(Excerpts from a figure dataset)
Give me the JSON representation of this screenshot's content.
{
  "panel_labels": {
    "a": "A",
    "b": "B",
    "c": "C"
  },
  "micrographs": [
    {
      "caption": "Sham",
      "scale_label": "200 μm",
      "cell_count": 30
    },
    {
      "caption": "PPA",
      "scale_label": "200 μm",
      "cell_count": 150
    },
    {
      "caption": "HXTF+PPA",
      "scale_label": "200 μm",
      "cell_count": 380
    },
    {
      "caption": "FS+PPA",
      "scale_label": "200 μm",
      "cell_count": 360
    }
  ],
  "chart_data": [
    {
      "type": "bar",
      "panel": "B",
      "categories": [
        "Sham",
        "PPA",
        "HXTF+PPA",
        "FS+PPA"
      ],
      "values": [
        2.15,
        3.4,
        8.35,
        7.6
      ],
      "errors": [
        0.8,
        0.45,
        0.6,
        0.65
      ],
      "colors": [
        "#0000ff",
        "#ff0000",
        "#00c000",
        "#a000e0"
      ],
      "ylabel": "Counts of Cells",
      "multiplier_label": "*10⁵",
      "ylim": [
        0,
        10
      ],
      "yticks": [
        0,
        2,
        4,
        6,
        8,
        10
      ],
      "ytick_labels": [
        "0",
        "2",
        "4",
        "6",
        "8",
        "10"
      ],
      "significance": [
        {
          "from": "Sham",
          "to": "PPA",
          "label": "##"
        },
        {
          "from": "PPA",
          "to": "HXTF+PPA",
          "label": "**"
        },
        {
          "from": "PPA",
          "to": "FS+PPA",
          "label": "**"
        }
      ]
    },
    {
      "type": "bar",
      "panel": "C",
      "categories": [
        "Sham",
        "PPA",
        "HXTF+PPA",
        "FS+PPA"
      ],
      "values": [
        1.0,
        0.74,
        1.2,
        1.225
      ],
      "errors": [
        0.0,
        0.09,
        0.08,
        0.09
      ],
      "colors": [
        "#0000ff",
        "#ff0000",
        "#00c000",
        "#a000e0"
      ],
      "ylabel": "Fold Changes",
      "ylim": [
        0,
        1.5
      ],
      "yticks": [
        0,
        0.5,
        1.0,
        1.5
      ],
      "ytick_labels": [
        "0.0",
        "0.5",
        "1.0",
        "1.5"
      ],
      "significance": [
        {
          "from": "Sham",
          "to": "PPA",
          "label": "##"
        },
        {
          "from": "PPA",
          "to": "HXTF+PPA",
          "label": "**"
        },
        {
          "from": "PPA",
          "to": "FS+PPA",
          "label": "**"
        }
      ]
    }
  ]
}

# [PROBLEM TO SOLVE]
Your task is an exact transcription of every line above.

# [WRITTEN SOLUTION]
Give me the JSON representation of this screenshot's content.
{
  "panel_labels": {
    "a": "A",
    "b": "B",
    "c": "C"
  },
  "micrographs": [
    {
      "caption": "Sham",
      "scale_label": "200 μm",
      "cell_count": 30
    },
    {
      "caption": "PPA",
      "scale_label": "200 μm",
      "cell_count": 150
    },
    {
      "caption": "HXTF+PPA",
      "scale_label": "200 μm",
      "cell_count": 380
    },
    {
      "caption": "FS+PPA",
      "scale_label": "200 μm",
      "cell_count": 360
    }
  ],
  "chart_data": [
    {
      "type": "bar",
      "panel": "B",
      "categories": [
        "Sham",
        "PPA",
        "HXTF+PPA",
        "FS+PPA"
      ],
      "values": [
        2.15,
        3.4,
        8.35,
        7.6
      ],
      "errors": [
        0.8,
        0.45,
        0.6,
        0.65
      ],
      "colors": [
        "#0000ff",
        "#ff0000",
        "#00c000",
        "#a000e0"
      ],
      "ylabel": "Counts of Cells",
      "multiplier_label": "*10⁵",
      "ylim": [
        0,
        10
      ],
      "yticks": [
        0,
        2,
        4,
        6,
        8,
        10
      ],
      "ytick_labels": [
        "0",
        "2",
        "4",
        "6",
        "8",
        "10"
      ],
      "significance": [
        {
          "from": "Sham",
          "to": "PPA",
          "label": "##"
        },
        {
          "from": "PPA",
          "to": "HXTF+PPA",
          "label": "**"
        },
        {
          "from": "PPA",
          "to": "FS+PPA",
          "label": "**"
        }
      ]
    },
    {
      "type": "bar",
      "panel": "C",
      "categories": [
        "Sham",
        "PPA",
        "HXTF+PPA",
        "FS+PPA"
      ],
      "values": [
        1.0,
        0.74,
        1.2,
        1.225
      ],
      "errors": [
        0.0,
        0.09,
        0.08,
        0.09
      ],
      "colors": [
        "#0000ff",
        "#ff0000",
        "#00c000",
        "#a000e0"
      ],
      "ylabel": "Fold Changes",
      "ylim": [
        0,
        1.5
      ],
      "yticks": [
        0,
        0.5,
        1.0,
        1.5
      ],
      "ytick_labels": [
        "0.0",
        "0.5",
        "1.0",
        "1.5"
      ],
      "significance": [
        {
          "from": "Sham",
          "to": "PPA",
          "label": "##"
        },
        {
          "from": "PPA",
          "to": "HXTF+PPA",
          "label": "**"
        },
        {
          "from": "PPA",
          "to": "FS+PPA",
          "label": "**"
        }
      ]
    }
  ]
}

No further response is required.